Stored data
>>>>

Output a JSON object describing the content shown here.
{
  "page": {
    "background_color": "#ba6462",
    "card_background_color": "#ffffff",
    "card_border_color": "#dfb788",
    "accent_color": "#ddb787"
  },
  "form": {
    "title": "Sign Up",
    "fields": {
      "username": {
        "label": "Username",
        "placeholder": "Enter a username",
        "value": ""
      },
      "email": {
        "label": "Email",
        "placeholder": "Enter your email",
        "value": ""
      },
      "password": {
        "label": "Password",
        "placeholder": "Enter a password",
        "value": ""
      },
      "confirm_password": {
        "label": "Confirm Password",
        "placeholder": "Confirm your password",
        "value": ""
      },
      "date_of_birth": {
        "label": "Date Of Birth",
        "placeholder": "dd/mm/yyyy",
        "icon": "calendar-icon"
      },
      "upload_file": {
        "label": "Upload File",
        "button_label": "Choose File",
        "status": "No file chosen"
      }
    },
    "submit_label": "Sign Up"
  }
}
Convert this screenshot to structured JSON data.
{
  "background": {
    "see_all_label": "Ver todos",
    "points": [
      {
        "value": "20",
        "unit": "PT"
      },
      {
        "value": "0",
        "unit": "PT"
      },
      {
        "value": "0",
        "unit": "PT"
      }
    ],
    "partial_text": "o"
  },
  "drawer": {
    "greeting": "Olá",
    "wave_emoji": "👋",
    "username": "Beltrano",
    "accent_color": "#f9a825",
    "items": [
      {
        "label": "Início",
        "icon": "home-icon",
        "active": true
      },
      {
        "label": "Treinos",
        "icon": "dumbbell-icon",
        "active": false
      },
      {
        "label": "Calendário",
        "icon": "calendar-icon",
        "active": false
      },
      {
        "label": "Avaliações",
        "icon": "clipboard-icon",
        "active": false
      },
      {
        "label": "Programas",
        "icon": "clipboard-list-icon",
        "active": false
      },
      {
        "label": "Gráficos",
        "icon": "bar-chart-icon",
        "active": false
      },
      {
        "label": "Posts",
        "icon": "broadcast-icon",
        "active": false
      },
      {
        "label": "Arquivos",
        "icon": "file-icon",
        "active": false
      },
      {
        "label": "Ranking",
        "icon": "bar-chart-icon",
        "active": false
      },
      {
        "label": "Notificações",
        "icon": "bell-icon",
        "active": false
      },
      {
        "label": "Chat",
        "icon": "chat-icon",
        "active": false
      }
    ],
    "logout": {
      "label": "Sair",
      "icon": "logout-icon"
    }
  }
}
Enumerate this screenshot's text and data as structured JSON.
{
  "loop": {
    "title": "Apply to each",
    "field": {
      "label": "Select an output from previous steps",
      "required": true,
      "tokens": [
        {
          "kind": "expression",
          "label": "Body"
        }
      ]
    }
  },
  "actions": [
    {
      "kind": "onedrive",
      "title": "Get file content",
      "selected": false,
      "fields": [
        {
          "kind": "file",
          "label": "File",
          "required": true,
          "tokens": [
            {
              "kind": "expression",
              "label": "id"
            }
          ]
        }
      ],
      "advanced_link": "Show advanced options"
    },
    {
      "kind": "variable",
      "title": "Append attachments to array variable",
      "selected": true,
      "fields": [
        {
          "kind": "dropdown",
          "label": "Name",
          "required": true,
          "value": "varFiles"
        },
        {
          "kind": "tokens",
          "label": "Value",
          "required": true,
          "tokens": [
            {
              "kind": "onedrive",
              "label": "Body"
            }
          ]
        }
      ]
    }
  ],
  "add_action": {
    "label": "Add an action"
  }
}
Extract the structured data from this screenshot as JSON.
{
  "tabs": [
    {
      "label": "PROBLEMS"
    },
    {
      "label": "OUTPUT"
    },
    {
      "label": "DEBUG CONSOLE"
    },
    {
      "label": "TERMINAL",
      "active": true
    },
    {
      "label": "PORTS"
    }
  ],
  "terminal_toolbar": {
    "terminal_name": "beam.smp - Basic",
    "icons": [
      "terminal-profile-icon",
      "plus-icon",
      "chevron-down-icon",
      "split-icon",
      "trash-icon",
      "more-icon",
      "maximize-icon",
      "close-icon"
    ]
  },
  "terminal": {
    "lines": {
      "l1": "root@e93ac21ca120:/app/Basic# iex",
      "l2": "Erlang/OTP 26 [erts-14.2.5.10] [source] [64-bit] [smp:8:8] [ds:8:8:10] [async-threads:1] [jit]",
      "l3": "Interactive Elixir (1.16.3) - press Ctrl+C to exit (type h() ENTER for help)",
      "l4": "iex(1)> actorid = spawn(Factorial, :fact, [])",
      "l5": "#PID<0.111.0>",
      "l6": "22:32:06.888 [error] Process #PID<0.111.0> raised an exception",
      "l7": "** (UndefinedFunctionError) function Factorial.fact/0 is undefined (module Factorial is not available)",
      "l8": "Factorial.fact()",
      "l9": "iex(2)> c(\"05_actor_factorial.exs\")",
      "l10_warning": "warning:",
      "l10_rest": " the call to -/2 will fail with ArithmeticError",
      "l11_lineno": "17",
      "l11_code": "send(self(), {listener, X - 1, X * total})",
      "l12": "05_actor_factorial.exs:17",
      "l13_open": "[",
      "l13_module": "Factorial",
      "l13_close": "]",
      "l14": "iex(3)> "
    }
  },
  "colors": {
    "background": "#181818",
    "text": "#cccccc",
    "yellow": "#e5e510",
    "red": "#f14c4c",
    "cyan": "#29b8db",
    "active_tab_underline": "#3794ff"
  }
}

<<<<

What this task involves:
List every line in the records above that contains the word "from".

Task answer:
      "label": "Select an output from previous steps",
Extract the structured data from this screenshot as JSON.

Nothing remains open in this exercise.